> [Extract]
>>>
Safi et al.  4 prospectively evaluated and reported combined CSFD and DAP using atriofemoral bypass in 45 consecutive patients with high-risk type I and II TAAAs. In this series, CSFD was used to reduce CSFPs to less than 15 mmHg. Two patients awoke with paraplegia (one had an intraoperative cardiac arrest), and two patients developed delayed paralysis. The range of CSF drained was 5 to 80 ml intraoperatively and 0 to 698 ml postoperatively. Median aortic cross-clamp time was 42 min, and pump time ranged from 12 to 87 min. The incidence of paraplegia (two early and two delayed) in this group was then compared with a historical control group of 112 patients from their center, of whom 26% had DAP. Another cohort of 98 randomized patients from a previous study at their center 1 was originally chosen for the control group, but because of their significantly higher incidence of neurologic deficit (32%), they decided to use the more recent cohort of 112 patients. However, this more recent cohort had a similar incidence of neurologic deficit (31%); therefore, it is unclear what their rationale was in their criteria for selecting the control group. It is methodologically unsound to chose a control group post hoc  in this fashion. These data were therefore presented as a case series.
Svensson et al.  8 retrospectively reported a case series of 11 patients who underwent TA or TAAA surgery. CSFD was used to withdraw 20 ml of CSF when the pleural cavity was opened. Before aortic cross-clamping, intrathecal papaverine was instilled via the CSF drainage catheter. CSF was allowed to drain freely during the period of aortic cross-clamping. Unfortunately, this protocol changed during the series, and the total volume of CSF removed was limited to 50 ml in later patients. The change in CSFD protocol is similar to that described in their previous study. 16 There were no instances of postoperative paraplegia, but one patient developed delayed paraparesis.
<<<
Page segmentation data
>>>
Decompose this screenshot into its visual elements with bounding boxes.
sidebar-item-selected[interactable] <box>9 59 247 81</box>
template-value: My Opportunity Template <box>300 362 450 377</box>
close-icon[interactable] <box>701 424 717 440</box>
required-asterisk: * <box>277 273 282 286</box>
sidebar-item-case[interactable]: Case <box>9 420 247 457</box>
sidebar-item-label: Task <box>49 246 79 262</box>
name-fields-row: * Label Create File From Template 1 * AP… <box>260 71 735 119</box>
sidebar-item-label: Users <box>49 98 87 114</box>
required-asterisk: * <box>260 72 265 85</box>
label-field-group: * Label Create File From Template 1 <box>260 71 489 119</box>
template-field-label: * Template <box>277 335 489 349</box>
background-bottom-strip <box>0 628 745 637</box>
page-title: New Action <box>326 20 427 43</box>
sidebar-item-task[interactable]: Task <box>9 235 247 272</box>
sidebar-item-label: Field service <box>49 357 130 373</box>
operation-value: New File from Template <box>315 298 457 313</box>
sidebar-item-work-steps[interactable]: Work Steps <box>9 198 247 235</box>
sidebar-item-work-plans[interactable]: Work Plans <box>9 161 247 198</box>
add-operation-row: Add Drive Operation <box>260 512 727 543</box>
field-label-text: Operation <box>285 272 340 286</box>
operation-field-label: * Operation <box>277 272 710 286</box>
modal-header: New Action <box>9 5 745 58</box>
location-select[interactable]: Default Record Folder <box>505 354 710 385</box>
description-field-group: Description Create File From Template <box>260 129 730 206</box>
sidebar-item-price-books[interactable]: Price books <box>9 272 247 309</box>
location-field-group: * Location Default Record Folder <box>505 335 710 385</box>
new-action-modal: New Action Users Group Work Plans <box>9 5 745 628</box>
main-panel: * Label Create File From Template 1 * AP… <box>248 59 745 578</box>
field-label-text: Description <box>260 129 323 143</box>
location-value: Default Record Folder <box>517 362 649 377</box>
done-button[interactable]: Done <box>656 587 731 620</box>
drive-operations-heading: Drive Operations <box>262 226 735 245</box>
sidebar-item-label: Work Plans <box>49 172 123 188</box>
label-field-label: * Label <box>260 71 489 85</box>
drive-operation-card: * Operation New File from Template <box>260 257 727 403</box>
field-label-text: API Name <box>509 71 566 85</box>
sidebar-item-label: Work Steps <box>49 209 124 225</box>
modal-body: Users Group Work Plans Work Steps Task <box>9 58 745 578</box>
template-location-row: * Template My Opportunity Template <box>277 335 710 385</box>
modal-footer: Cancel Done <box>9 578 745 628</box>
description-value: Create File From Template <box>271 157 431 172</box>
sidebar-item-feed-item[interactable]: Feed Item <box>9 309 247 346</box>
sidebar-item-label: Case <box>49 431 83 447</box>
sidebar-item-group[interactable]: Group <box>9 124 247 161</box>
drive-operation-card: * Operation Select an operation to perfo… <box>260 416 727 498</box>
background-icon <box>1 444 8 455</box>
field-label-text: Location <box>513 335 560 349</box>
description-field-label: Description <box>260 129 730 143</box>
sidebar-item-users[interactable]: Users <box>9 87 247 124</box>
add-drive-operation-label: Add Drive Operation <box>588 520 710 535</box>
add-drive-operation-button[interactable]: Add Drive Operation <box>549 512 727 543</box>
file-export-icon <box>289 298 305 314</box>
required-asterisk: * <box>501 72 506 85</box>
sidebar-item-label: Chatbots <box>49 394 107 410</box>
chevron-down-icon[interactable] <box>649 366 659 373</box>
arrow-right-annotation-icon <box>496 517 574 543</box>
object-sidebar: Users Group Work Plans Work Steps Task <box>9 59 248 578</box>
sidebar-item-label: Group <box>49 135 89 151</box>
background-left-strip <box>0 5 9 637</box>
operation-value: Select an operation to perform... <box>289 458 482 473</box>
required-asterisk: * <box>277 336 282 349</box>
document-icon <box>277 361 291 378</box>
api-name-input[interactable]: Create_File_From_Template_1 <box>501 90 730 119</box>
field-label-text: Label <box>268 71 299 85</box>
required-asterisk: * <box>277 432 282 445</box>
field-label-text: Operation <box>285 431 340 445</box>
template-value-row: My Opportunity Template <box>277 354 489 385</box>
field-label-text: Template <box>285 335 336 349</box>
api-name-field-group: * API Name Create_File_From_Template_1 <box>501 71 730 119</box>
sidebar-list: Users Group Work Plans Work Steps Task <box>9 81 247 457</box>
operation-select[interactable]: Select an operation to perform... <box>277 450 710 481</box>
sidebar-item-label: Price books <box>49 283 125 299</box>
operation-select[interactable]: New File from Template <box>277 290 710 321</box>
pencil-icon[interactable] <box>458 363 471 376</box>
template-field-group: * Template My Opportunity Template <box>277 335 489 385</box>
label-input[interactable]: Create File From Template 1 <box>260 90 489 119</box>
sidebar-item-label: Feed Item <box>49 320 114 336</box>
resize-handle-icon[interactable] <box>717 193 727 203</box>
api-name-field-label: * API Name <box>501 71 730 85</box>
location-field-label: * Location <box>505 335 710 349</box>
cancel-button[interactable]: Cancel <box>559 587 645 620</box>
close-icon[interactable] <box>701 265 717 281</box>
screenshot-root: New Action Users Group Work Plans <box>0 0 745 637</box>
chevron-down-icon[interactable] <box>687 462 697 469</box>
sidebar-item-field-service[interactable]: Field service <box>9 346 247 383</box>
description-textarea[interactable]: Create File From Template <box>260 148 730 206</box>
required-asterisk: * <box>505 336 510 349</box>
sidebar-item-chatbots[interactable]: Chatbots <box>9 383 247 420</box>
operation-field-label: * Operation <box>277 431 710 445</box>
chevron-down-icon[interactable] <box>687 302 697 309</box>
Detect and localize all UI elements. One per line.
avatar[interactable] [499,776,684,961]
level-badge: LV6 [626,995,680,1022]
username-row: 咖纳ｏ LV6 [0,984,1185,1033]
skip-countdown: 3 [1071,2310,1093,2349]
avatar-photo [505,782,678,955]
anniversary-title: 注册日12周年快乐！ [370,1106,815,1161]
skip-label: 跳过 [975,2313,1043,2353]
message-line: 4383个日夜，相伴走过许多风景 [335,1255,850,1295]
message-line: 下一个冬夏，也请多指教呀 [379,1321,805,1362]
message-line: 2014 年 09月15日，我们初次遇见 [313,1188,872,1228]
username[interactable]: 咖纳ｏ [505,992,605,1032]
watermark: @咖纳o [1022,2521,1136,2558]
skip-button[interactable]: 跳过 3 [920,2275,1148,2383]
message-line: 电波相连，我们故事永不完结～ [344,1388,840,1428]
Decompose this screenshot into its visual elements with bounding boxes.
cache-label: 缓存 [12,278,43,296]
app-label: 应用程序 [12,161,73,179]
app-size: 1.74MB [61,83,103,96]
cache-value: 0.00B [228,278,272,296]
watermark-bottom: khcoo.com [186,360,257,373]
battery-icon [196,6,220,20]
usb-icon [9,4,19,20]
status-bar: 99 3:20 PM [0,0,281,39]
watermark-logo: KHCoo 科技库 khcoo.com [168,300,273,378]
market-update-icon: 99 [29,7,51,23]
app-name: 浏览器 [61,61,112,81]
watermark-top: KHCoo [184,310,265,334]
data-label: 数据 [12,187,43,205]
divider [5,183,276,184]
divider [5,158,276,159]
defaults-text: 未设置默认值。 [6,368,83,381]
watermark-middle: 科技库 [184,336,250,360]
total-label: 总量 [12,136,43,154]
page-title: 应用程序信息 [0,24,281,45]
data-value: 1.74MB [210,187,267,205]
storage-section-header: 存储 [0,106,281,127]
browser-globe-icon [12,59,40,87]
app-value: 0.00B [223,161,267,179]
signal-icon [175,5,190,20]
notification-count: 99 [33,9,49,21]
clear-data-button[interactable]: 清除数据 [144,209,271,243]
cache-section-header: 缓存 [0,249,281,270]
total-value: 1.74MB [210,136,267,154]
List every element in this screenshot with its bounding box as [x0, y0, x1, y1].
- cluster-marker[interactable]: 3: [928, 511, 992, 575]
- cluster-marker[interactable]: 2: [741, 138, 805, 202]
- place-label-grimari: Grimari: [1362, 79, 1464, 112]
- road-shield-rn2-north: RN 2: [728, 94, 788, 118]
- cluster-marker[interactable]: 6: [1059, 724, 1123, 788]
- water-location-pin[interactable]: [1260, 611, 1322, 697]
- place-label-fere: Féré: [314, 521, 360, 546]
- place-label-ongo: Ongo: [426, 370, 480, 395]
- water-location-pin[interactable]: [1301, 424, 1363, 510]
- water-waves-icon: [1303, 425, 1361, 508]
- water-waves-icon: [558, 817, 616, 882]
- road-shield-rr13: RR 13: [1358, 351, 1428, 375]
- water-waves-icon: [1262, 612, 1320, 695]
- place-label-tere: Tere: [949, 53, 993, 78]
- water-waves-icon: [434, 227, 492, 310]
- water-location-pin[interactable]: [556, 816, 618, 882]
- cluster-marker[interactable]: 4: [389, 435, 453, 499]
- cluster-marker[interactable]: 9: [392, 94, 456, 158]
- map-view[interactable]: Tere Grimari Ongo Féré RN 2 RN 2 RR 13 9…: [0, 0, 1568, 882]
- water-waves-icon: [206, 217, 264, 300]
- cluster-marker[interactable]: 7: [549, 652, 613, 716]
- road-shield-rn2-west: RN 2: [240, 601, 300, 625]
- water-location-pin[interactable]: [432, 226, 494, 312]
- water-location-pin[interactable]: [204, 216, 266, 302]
<<<
Answer these questions about the excerpt on spinal fluid drainage:
1. To what level did the Safi series aim to reduce CSF pressures?
2. How many patients made up the historical control group that the Safi series was compared with?
3. What was instilled through the CSF drainage catheter before aortic cross-clamping in the Svensson series?

> [Task result]
1. Less than 15 mmHg.
2. 112 patients.
3. Intrathecal papaverine.